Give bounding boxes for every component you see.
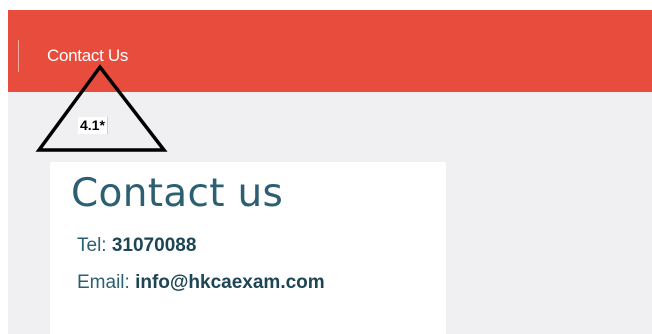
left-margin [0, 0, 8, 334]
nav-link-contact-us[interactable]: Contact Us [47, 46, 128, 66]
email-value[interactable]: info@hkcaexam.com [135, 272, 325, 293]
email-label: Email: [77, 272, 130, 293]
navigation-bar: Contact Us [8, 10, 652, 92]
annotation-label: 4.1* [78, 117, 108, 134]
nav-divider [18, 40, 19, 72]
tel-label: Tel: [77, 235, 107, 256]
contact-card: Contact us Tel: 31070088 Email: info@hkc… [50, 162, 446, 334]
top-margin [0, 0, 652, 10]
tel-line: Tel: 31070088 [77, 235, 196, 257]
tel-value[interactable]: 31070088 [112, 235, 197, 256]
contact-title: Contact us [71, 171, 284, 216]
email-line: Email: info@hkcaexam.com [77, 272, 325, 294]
◆ ◆ ◆
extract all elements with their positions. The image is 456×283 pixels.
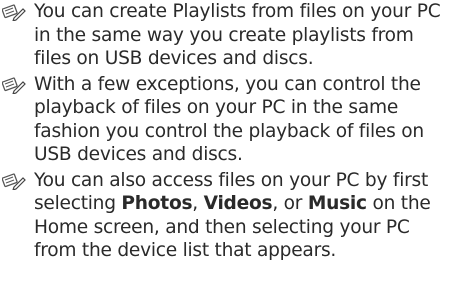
◆ ◆ ◆
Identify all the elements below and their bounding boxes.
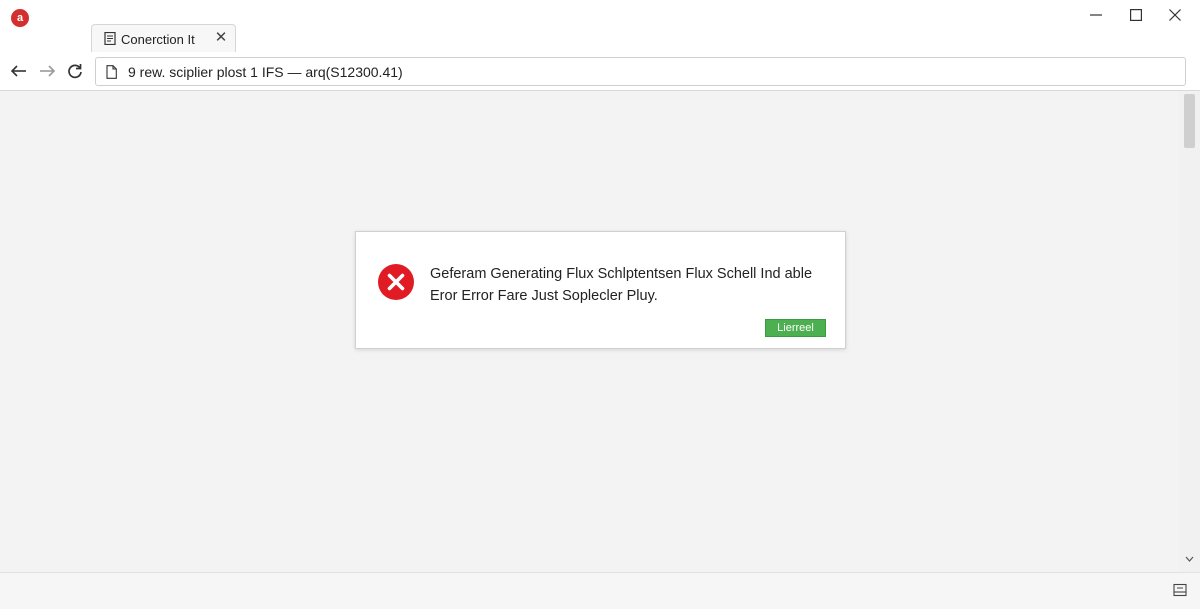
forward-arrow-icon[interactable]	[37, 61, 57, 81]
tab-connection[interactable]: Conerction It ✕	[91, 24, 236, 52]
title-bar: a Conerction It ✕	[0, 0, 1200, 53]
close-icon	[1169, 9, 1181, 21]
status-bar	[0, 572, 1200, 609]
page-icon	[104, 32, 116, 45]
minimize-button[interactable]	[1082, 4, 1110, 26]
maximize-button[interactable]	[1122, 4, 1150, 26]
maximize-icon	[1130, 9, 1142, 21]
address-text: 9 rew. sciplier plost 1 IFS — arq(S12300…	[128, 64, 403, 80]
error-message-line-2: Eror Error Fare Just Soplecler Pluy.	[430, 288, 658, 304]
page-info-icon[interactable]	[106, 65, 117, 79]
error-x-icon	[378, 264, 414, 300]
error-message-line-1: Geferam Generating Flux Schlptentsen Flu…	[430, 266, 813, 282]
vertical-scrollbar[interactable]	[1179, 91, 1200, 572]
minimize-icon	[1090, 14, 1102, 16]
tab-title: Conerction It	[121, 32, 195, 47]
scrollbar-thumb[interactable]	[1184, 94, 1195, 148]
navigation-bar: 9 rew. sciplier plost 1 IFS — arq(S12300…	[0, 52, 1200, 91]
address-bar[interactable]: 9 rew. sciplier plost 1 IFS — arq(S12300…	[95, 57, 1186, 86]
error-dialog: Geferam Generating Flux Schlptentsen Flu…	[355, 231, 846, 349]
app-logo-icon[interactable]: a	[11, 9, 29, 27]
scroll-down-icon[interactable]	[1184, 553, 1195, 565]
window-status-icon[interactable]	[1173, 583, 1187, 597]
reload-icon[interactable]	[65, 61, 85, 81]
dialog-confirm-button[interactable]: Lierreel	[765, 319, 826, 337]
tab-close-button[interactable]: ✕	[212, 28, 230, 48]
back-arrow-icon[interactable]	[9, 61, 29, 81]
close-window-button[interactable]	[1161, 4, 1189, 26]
◆ ◆ ◆
- _The request_:
Transcribe the part of the material that begins with the line containing "Give bounding boxes" and ends with the line containing "nav-divider [18, 40, 19, 72]", keeping both of those lines. Leave out any pictures.

- _Task response_:
Give bounding boxes for every component you see.
left-margin [0, 0, 8, 334]
nav-link-contact-us[interactable]: Contact Us [47, 46, 128, 66]
email-value[interactable]: info@hkcaexam.com [135, 272, 325, 293]
email-label: Email: [77, 272, 130, 293]
navigation-bar: Contact Us [8, 10, 652, 92]
annotation-label: 4.1* [78, 117, 108, 134]
nav-divider [18, 40, 19, 72]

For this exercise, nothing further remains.